[Records from a data source]
□ □ □

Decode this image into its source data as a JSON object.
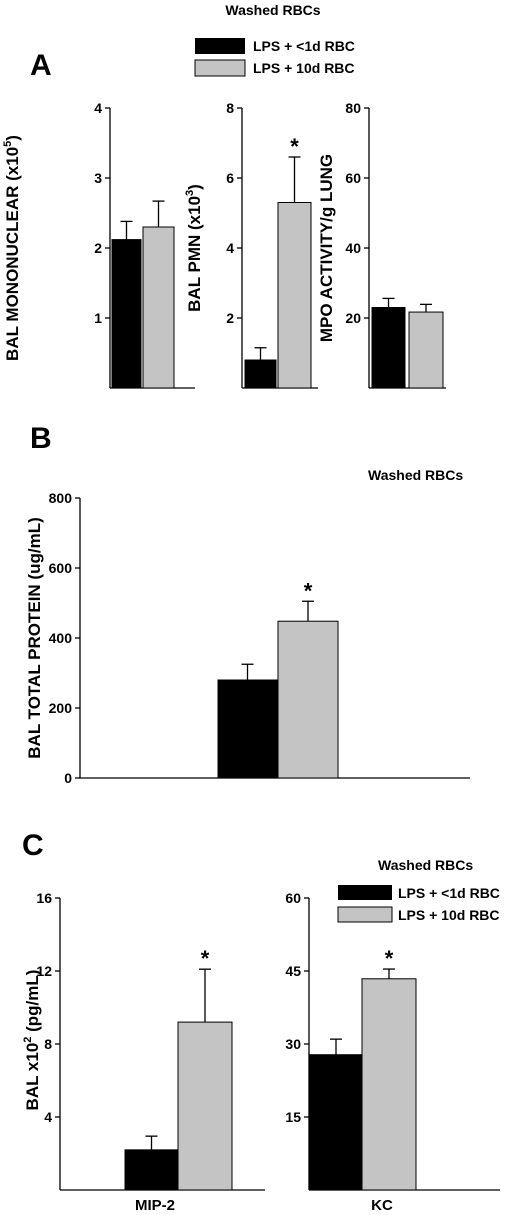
{
  "figure": {
    "panel_a": {
      "letter": "A",
      "title": "Washed RBCs",
      "legend": [
        "LPS + <1d RBC",
        "LPS + 10d RBC"
      ]
    },
    "panel_b": {
      "letter": "B",
      "title": "Washed RBCs"
    },
    "panel_c": {
      "letter": "C",
      "title": "Washed RBCs",
      "legend": [
        "LPS + <1d RBC",
        "LPS + 10d RBC"
      ]
    },
    "colors": {
      "lps_lt1d": "#000000",
      "lps_10d": "#c4c4c4"
    }
  },
  "chart_data": [
    {
      "panel": "A",
      "type": "bar",
      "ylabel": "BAL MONONUCLEAR (x10^5)",
      "ylim": [
        0,
        4
      ],
      "yticks": [
        1,
        2,
        3,
        4
      ],
      "series": [
        {
          "name": "LPS + <1d RBC",
          "values": [
            2.12
          ],
          "errors": [
            0.26
          ],
          "color": "#000000"
        },
        {
          "name": "LPS + 10d RBC",
          "values": [
            2.3
          ],
          "errors": [
            0.37
          ],
          "color": "#c4c4c4"
        }
      ]
    },
    {
      "panel": "A",
      "type": "bar",
      "ylabel": "BAL PMN (x10^3)",
      "ylim": [
        0,
        8
      ],
      "yticks": [
        2,
        4,
        6,
        8
      ],
      "series": [
        {
          "name": "LPS + <1d RBC",
          "values": [
            0.8
          ],
          "errors": [
            0.35
          ],
          "color": "#000000"
        },
        {
          "name": "LPS + 10d RBC",
          "values": [
            5.3
          ],
          "errors": [
            1.3
          ],
          "color": "#c4c4c4",
          "annotation": "*"
        }
      ]
    },
    {
      "panel": "A",
      "type": "bar",
      "ylabel": "MPO ACTIVITY/g LUNG",
      "ylim": [
        0,
        80
      ],
      "yticks": [
        20,
        40,
        60,
        80
      ],
      "series": [
        {
          "name": "LPS + <1d RBC",
          "values": [
            23
          ],
          "errors": [
            2.6
          ],
          "color": "#000000"
        },
        {
          "name": "LPS + 10d RBC",
          "values": [
            21.7
          ],
          "errors": [
            2.2
          ],
          "color": "#c4c4c4"
        }
      ]
    },
    {
      "panel": "B",
      "type": "bar",
      "ylabel": "BAL TOTAL PROTEIN (ug/mL)",
      "ylim": [
        0,
        800
      ],
      "yticks": [
        0,
        200,
        400,
        600,
        800
      ],
      "series": [
        {
          "name": "LPS + <1d RBC",
          "values": [
            280
          ],
          "errors": [
            45
          ],
          "color": "#000000"
        },
        {
          "name": "LPS + 10d RBC",
          "values": [
            448
          ],
          "errors": [
            57
          ],
          "color": "#c4c4c4",
          "annotation": "*"
        }
      ]
    },
    {
      "panel": "C",
      "type": "bar",
      "ylabel": "BAL x10^2 (pg/mL)",
      "categories": [
        "MIP-2"
      ],
      "ylim": [
        0,
        16
      ],
      "yticks": [
        4,
        8,
        12,
        16
      ],
      "series": [
        {
          "name": "LPS + <1d RBC",
          "values": [
            2.2
          ],
          "errors": [
            0.75
          ],
          "color": "#000000"
        },
        {
          "name": "LPS + 10d RBC",
          "values": [
            9.2
          ],
          "errors": [
            2.9
          ],
          "color": "#c4c4c4",
          "annotation": "*"
        }
      ]
    },
    {
      "panel": "C",
      "type": "bar",
      "categories": [
        "KC"
      ],
      "ylim": [
        0,
        60
      ],
      "yticks": [
        15,
        30,
        45,
        60
      ],
      "series": [
        {
          "name": "LPS + <1d RBC",
          "values": [
            27.8
          ],
          "errors": [
            3.2
          ],
          "color": "#000000"
        },
        {
          "name": "LPS + 10d RBC",
          "values": [
            43.4
          ],
          "errors": [
            2
          ],
          "color": "#c4c4c4",
          "annotation": "*"
        }
      ]
    }
  ]
}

□ □ □

**GOAL OF THE EXERCISE:** Copy every record exactly, dropping the images.

**TASK RESULT:**
Decode this image into its source data as a JSON object.
{
  "figure": {
    "panel_a": {
      "letter": "A",
      "title": "Washed RBCs",
      "legend": [
        "LPS + <1d RBC",
        "LPS + 10d RBC"
      ]
    },
    "panel_b": {
      "letter": "B",
      "title": "Washed RBCs"
    },
    "panel_c": {
      "letter": "C",
      "title": "Washed RBCs",
      "legend": [
        "LPS + <1d RBC",
        "LPS + 10d RBC"
      ]
    },
    "colors": {
      "lps_lt1d": "#000000",
      "lps_10d": "#c4c4c4"
    }
  },
  "chart_data": [
    {
      "panel": "A",
      "type": "bar",
      "ylabel": "BAL MONONUCLEAR (x10^5)",
      "ylim": [
        0,
        4
      ],
      "yticks": [
        1,
        2,
        3,
        4
      ],
      "series": [
        {
          "name": "LPS + <1d RBC",
          "values": [
            2.12
          ],
          "errors": [
            0.26
          ],
          "color": "#000000"
        },
        {
          "name": "LPS + 10d RBC",
          "values": [
            2.3
          ],
          "errors": [
            0.37
          ],
          "color": "#c4c4c4"
        }
      ]
    },
    {
      "panel": "A",
      "type": "bar",
      "ylabel": "BAL PMN (x10^3)",
      "ylim": [
        0,
        8
      ],
      "yticks": [
        2,
        4,
        6,
        8
      ],
      "series": [
        {
          "name": "LPS + <1d RBC",
          "values": [
            0.8
          ],
          "errors": [
            0.35
          ],
          "color": "#000000"
        },
        {
          "name": "LPS + 10d RBC",
          "values": [
            5.3
          ],
          "errors": [
            1.3
          ],
          "color": "#c4c4c4",
          "annotation": "*"
        }
      ]
    },
    {
      "panel": "A",
      "type": "bar",
      "ylabel": "MPO ACTIVITY/g LUNG",
      "ylim": [
        0,
        80
      ],
      "yticks": [
        20,
        40,
        60,
        80
      ],
      "series": [
        {
          "name": "LPS + <1d RBC",
          "values": [
            23
          ],
          "errors": [
            2.6
          ],
          "color": "#000000"
        },
        {
          "name": "LPS + 10d RBC",
          "values": [
            21.7
          ],
          "errors": [
            2.2
          ],
          "color": "#c4c4c4"
        }
      ]
    },
    {
      "panel": "B",
      "type": "bar",
      "ylabel": "BAL TOTAL PROTEIN (ug/mL)",
      "ylim": [
        0,
        800
      ],
      "yticks": [
        0,
        200,
        400,
        600,
        800
      ],
      "series": [
        {
          "name": "LPS + <1d RBC",
          "values": [
            280
          ],
          "errors": [
            45
          ],
          "color": "#000000"
        },
        {
          "name": "LPS + 10d RBC",
          "values": [
            448
          ],
          "errors": [
            57
          ],
          "color": "#c4c4c4",
          "annotation": "*"
        }
      ]
    },
    {
      "panel": "C",
      "type": "bar",
      "ylabel": "BAL x10^2 (pg/mL)",
      "categories": [
        "MIP-2"
      ],
      "ylim": [
        0,
        16
      ],
      "yticks": [
        4,
        8,
        12,
        16
      ],
      "series": [
        {
          "name": "LPS + <1d RBC",
          "values": [
            2.2
          ],
          "errors": [
            0.75
          ],
          "color": "#000000"
        },
        {
          "name": "LPS + 10d RBC",
          "values": [
            9.2
          ],
          "errors": [
            2.9
          ],
          "color": "#c4c4c4",
          "annotation": "*"
        }
      ]
    },
    {
      "panel": "C",
      "type": "bar",
      "categories": [
        "KC"
      ],
      "ylim": [
        0,
        60
      ],
      "yticks": [
        15,
        30,
        45,
        60
      ],
      "series": [
        {
          "name": "LPS + <1d RBC",
          "values": [
            27.8
          ],
          "errors": [
            3.2
          ],
          "color": "#000000"
        },
        {
          "name": "LPS + 10d RBC",
          "values": [
            43.4
          ],
          "errors": [
            2
          ],
          "color": "#c4c4c4",
          "annotation": "*"
        }
      ]
    }
  ]
}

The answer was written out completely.